((

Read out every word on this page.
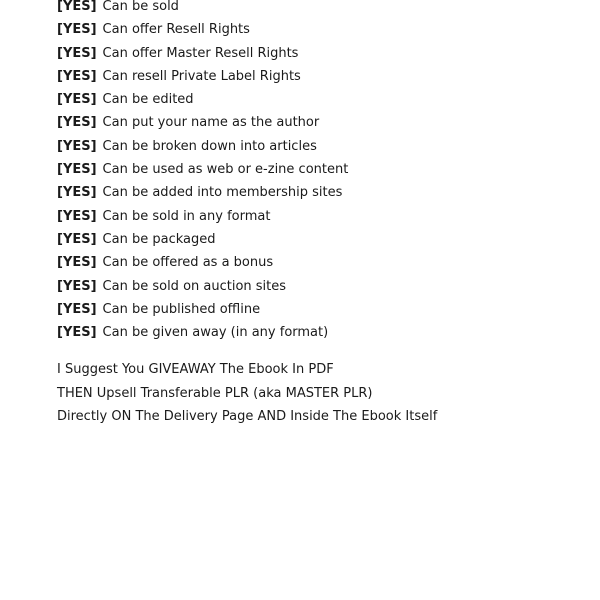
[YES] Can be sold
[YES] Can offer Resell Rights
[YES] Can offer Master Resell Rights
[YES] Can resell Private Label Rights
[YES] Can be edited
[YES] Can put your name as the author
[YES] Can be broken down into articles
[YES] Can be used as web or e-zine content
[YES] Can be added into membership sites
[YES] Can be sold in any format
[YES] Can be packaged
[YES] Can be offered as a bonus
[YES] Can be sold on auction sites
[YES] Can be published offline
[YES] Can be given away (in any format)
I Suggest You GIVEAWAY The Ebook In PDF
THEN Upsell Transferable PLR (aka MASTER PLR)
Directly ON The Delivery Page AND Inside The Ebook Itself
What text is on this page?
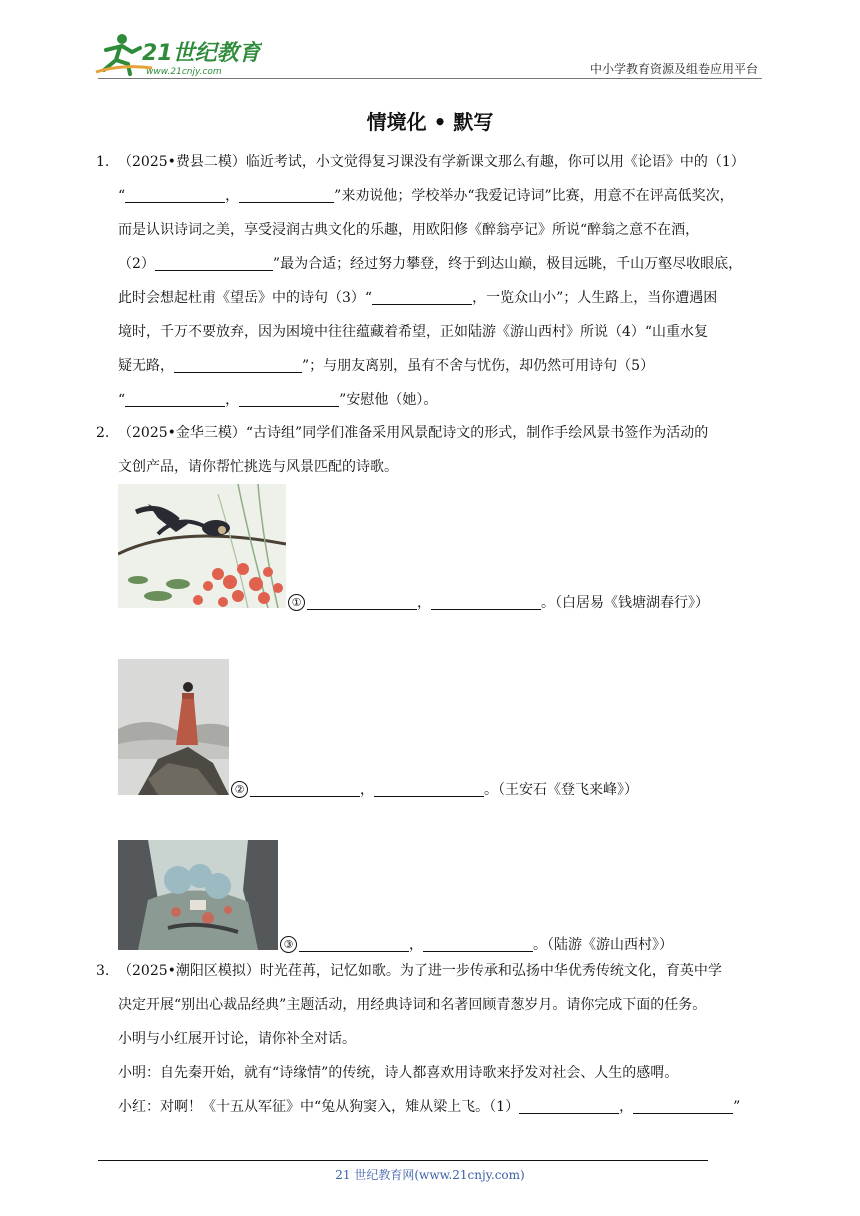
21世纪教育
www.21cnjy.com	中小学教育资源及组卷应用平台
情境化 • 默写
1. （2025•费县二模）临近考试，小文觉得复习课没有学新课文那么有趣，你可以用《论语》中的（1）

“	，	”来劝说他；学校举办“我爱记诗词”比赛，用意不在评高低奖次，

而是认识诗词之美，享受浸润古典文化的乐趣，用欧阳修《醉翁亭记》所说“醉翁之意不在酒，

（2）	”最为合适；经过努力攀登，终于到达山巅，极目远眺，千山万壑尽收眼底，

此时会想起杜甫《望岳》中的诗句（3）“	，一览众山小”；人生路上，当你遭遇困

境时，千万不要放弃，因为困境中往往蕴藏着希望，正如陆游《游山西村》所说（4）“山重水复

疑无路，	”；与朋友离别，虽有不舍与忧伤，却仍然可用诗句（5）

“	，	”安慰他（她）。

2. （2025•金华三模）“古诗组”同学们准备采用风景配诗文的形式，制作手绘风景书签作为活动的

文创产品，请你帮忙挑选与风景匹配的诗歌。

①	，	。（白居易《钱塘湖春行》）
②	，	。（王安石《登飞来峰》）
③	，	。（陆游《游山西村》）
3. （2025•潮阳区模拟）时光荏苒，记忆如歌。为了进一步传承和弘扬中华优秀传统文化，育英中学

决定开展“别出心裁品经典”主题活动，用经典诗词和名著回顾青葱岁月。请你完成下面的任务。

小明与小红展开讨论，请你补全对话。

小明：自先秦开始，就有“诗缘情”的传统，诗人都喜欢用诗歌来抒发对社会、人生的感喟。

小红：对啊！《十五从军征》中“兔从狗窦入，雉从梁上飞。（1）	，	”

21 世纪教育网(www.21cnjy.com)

))
((

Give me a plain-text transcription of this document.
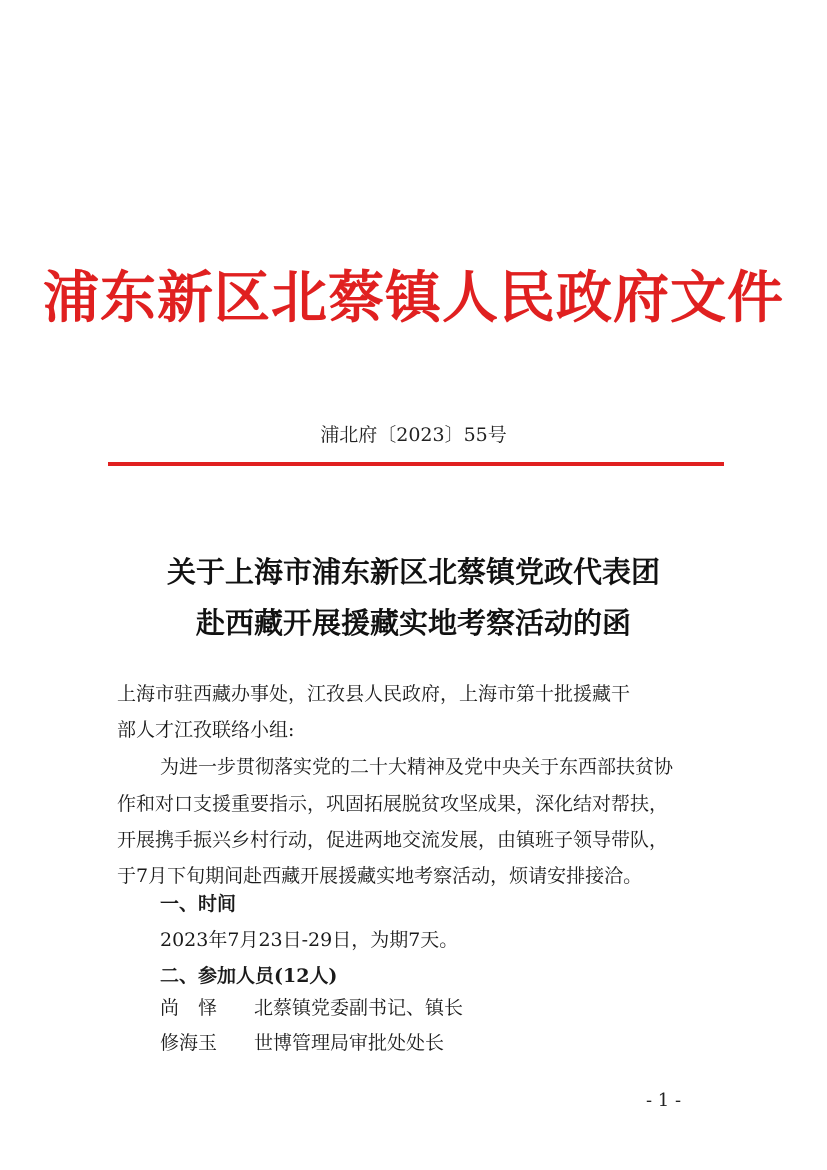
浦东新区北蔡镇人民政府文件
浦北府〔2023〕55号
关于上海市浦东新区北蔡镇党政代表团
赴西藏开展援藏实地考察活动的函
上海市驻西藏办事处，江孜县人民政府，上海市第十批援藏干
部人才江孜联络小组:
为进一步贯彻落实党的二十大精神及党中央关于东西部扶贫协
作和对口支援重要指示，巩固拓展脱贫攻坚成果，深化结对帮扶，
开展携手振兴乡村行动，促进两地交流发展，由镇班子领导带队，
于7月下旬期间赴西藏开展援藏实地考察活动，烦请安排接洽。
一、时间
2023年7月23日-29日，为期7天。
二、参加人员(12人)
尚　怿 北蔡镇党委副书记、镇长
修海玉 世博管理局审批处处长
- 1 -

))

The request:
Of the lines in the listing above, how many hold the string "Rights"? Reply with the number only.

Task response:
3